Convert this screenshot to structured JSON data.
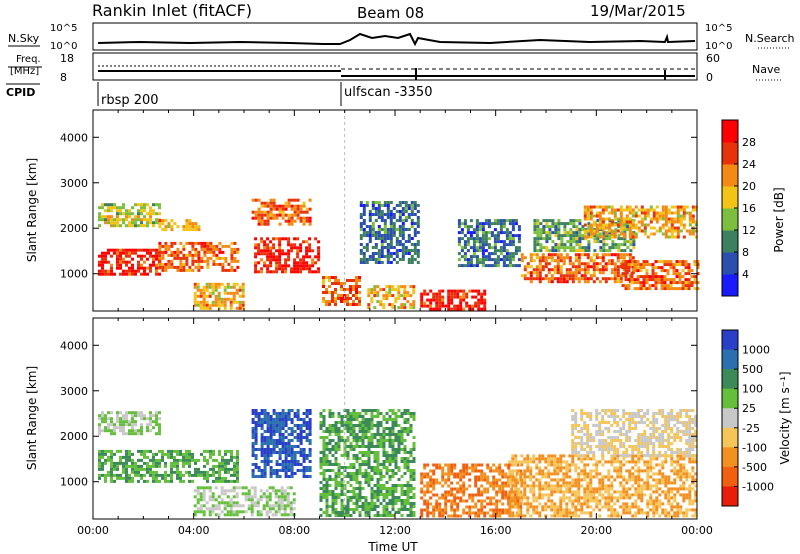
{
  "header": {
    "station": "Rankin Inlet (fitACF)",
    "beam": "Beam 08",
    "date": "19/Mar/2015"
  },
  "top_panels": {
    "nsky_label": "N.Sky",
    "nsearch_label": "N.Search",
    "nsky_ticks": [
      "10^5",
      "10^0"
    ],
    "freq_label_1": "Freq.",
    "freq_label_2": "[MHz]",
    "freq_ticks": [
      "18",
      "8"
    ],
    "nave_label": "Nave",
    "nave_ticks": [
      "60",
      "0"
    ],
    "cpid_label": "CPID",
    "cpid_segments": [
      {
        "name": "rbsp 200",
        "start_hour": 0
      },
      {
        "name": "ulfscan -3350",
        "start_hour": 10
      }
    ]
  },
  "chart_data": [
    {
      "type": "heatmap",
      "name": "power",
      "ylabel": "Slant Range [km]",
      "ylim": [
        180,
        4600
      ],
      "yticks": [
        1000,
        2000,
        3000,
        4000
      ],
      "colorbar": {
        "label": "Power [dB]",
        "ticks": [
          4,
          8,
          12,
          16,
          20,
          24,
          28
        ],
        "colors": [
          "#1a1aff",
          "#2a4fae",
          "#3c8060",
          "#7cbf3f",
          "#f2c418",
          "#f48a14",
          "#e8320a",
          "#ff0000"
        ],
        "range": [
          0,
          32
        ]
      },
      "regions": [
        {
          "x": [
            0.2,
            2.6
          ],
          "y": [
            2050,
            2550
          ],
          "value": 16
        },
        {
          "x": [
            0.2,
            2.6
          ],
          "y": [
            1000,
            1550
          ],
          "value": 28
        },
        {
          "x": [
            2.6,
            5.7
          ],
          "y": [
            1100,
            1700
          ],
          "value": 24
        },
        {
          "x": [
            2.6,
            4.2
          ],
          "y": [
            2000,
            2200
          ],
          "value": 20
        },
        {
          "x": [
            6.3,
            8.6
          ],
          "y": [
            2100,
            2650
          ],
          "value": 24
        },
        {
          "x": [
            6.4,
            9.0
          ],
          "y": [
            1050,
            1800
          ],
          "value": 28
        },
        {
          "x": [
            4.0,
            6.0
          ],
          "y": [
            250,
            800
          ],
          "value": 20
        },
        {
          "x": [
            9.1,
            10.6
          ],
          "y": [
            300,
            950
          ],
          "value": 24
        },
        {
          "x": [
            10.6,
            12.9
          ],
          "y": [
            1250,
            2600
          ],
          "value": 8
        },
        {
          "x": [
            10.9,
            12.8
          ],
          "y": [
            250,
            750
          ],
          "value": 20
        },
        {
          "x": [
            13.0,
            15.6
          ],
          "y": [
            250,
            650
          ],
          "value": 28
        },
        {
          "x": [
            14.5,
            17.0
          ],
          "y": [
            1200,
            2200
          ],
          "value": 8
        },
        {
          "x": [
            17.0,
            21.5
          ],
          "y": [
            800,
            1450
          ],
          "value": 24
        },
        {
          "x": [
            17.5,
            21.5
          ],
          "y": [
            1500,
            2200
          ],
          "value": 12
        },
        {
          "x": [
            19.5,
            24.0
          ],
          "y": [
            1800,
            2500
          ],
          "value": 20
        },
        {
          "x": [
            21.0,
            24.0
          ],
          "y": [
            700,
            1300
          ],
          "value": 24
        }
      ]
    },
    {
      "type": "heatmap",
      "name": "velocity",
      "ylabel": "Slant Range [km]",
      "xlabel": "Time UT",
      "ylim": [
        180,
        4600
      ],
      "yticks": [
        1000,
        2000,
        3000,
        4000
      ],
      "xticks": [
        "00:00",
        "04:00",
        "08:00",
        "12:00",
        "16:00",
        "20:00",
        "00:00"
      ],
      "xlim": [
        0,
        24
      ],
      "colorbar": {
        "label": "Velocity [m s⁻¹]",
        "ticks": [
          1000,
          500,
          100,
          25,
          -25,
          -100,
          -500,
          -1000
        ],
        "colors": [
          "#2a3fc8",
          "#2a6fae",
          "#3c8a5a",
          "#64c03a",
          "#c8c8c8",
          "#f5c55a",
          "#f29020",
          "#f06010",
          "#e81e0a"
        ]
      },
      "regions": [
        {
          "x": [
            0.2,
            2.6
          ],
          "y": [
            2050,
            2550
          ],
          "value": 25
        },
        {
          "x": [
            0.2,
            5.7
          ],
          "y": [
            1000,
            1700
          ],
          "value": 100
        },
        {
          "x": [
            6.3,
            8.6
          ],
          "y": [
            1100,
            2600
          ],
          "value": 1000
        },
        {
          "x": [
            4.0,
            8.0
          ],
          "y": [
            250,
            900
          ],
          "value": 25
        },
        {
          "x": [
            9.0,
            12.8
          ],
          "y": [
            250,
            2600
          ],
          "value": 100
        },
        {
          "x": [
            13.0,
            17.0
          ],
          "y": [
            250,
            1400
          ],
          "value": -500
        },
        {
          "x": [
            16.5,
            24.0
          ],
          "y": [
            250,
            1600
          ],
          "value": -100
        },
        {
          "x": [
            19.0,
            24.0
          ],
          "y": [
            1600,
            2600
          ],
          "value": -25
        }
      ]
    }
  ]
}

==========

YOUR TASK:
Every entry must be transcribed exactly. Pictures do not belong in the copy.

COMPLETE OUTPUT:
Convert this screenshot to structured JSON data.
{
  "header": {
    "station": "Rankin Inlet (fitACF)",
    "beam": "Beam 08",
    "date": "19/Mar/2015"
  },
  "top_panels": {
    "nsky_label": "N.Sky",
    "nsearch_label": "N.Search",
    "nsky_ticks": [
      "10^5",
      "10^0"
    ],
    "freq_label_1": "Freq.",
    "freq_label_2": "[MHz]",
    "freq_ticks": [
      "18",
      "8"
    ],
    "nave_label": "Nave",
    "nave_ticks": [
      "60",
      "0"
    ],
    "cpid_label": "CPID",
    "cpid_segments": [
      {
        "name": "rbsp 200",
        "start_hour": 0
      },
      {
        "name": "ulfscan -3350",
        "start_hour": 10
      }
    ]
  },
  "chart_data": [
    {
      "type": "heatmap",
      "name": "power",
      "ylabel": "Slant Range [km]",
      "ylim": [
        180,
        4600
      ],
      "yticks": [
        1000,
        2000,
        3000,
        4000
      ],
      "colorbar": {
        "label": "Power [dB]",
        "ticks": [
          4,
          8,
          12,
          16,
          20,
          24,
          28
        ],
        "colors": [
          "#1a1aff",
          "#2a4fae",
          "#3c8060",
          "#7cbf3f",
          "#f2c418",
          "#f48a14",
          "#e8320a",
          "#ff0000"
        ],
        "range": [
          0,
          32
        ]
      },
      "regions": [
        {
          "x": [
            0.2,
            2.6
          ],
          "y": [
            2050,
            2550
          ],
          "value": 16
        },
        {
          "x": [
            0.2,
            2.6
          ],
          "y": [
            1000,
            1550
          ],
          "value": 28
        },
        {
          "x": [
            2.6,
            5.7
          ],
          "y": [
            1100,
            1700
          ],
          "value": 24
        },
        {
          "x": [
            2.6,
            4.2
          ],
          "y": [
            2000,
            2200
          ],
          "value": 20
        },
        {
          "x": [
            6.3,
            8.6
          ],
          "y": [
            2100,
            2650
          ],
          "value": 24
        },
        {
          "x": [
            6.4,
            9.0
          ],
          "y": [
            1050,
            1800
          ],
          "value": 28
        },
        {
          "x": [
            4.0,
            6.0
          ],
          "y": [
            250,
            800
          ],
          "value": 20
        },
        {
          "x": [
            9.1,
            10.6
          ],
          "y": [
            300,
            950
          ],
          "value": 24
        },
        {
          "x": [
            10.6,
            12.9
          ],
          "y": [
            1250,
            2600
          ],
          "value": 8
        },
        {
          "x": [
            10.9,
            12.8
          ],
          "y": [
            250,
            750
          ],
          "value": 20
        },
        {
          "x": [
            13.0,
            15.6
          ],
          "y": [
            250,
            650
          ],
          "value": 28
        },
        {
          "x": [
            14.5,
            17.0
          ],
          "y": [
            1200,
            2200
          ],
          "value": 8
        },
        {
          "x": [
            17.0,
            21.5
          ],
          "y": [
            800,
            1450
          ],
          "value": 24
        },
        {
          "x": [
            17.5,
            21.5
          ],
          "y": [
            1500,
            2200
          ],
          "value": 12
        },
        {
          "x": [
            19.5,
            24.0
          ],
          "y": [
            1800,
            2500
          ],
          "value": 20
        },
        {
          "x": [
            21.0,
            24.0
          ],
          "y": [
            700,
            1300
          ],
          "value": 24
        }
      ]
    },
    {
      "type": "heatmap",
      "name": "velocity",
      "ylabel": "Slant Range [km]",
      "xlabel": "Time UT",
      "ylim": [
        180,
        4600
      ],
      "yticks": [
        1000,
        2000,
        3000,
        4000
      ],
      "xticks": [
        "00:00",
        "04:00",
        "08:00",
        "12:00",
        "16:00",
        "20:00",
        "00:00"
      ],
      "xlim": [
        0,
        24
      ],
      "colorbar": {
        "label": "Velocity [m s⁻¹]",
        "ticks": [
          1000,
          500,
          100,
          25,
          -25,
          -100,
          -500,
          -1000
        ],
        "colors": [
          "#2a3fc8",
          "#2a6fae",
          "#3c8a5a",
          "#64c03a",
          "#c8c8c8",
          "#f5c55a",
          "#f29020",
          "#f06010",
          "#e81e0a"
        ]
      },
      "regions": [
        {
          "x": [
            0.2,
            2.6
          ],
          "y": [
            2050,
            2550
          ],
          "value": 25
        },
        {
          "x": [
            0.2,
            5.7
          ],
          "y": [
            1000,
            1700
          ],
          "value": 100
        },
        {
          "x": [
            6.3,
            8.6
          ],
          "y": [
            1100,
            2600
          ],
          "value": 1000
        },
        {
          "x": [
            4.0,
            8.0
          ],
          "y": [
            250,
            900
          ],
          "value": 25
        },
        {
          "x": [
            9.0,
            12.8
          ],
          "y": [
            250,
            2600
          ],
          "value": 100
        },
        {
          "x": [
            13.0,
            17.0
          ],
          "y": [
            250,
            1400
          ],
          "value": -500
        },
        {
          "x": [
            16.5,
            24.0
          ],
          "y": [
            250,
            1600
          ],
          "value": -100
        },
        {
          "x": [
            19.0,
            24.0
          ],
          "y": [
            1600,
            2600
          ],
          "value": -25
        }
      ]
    }
  ]
}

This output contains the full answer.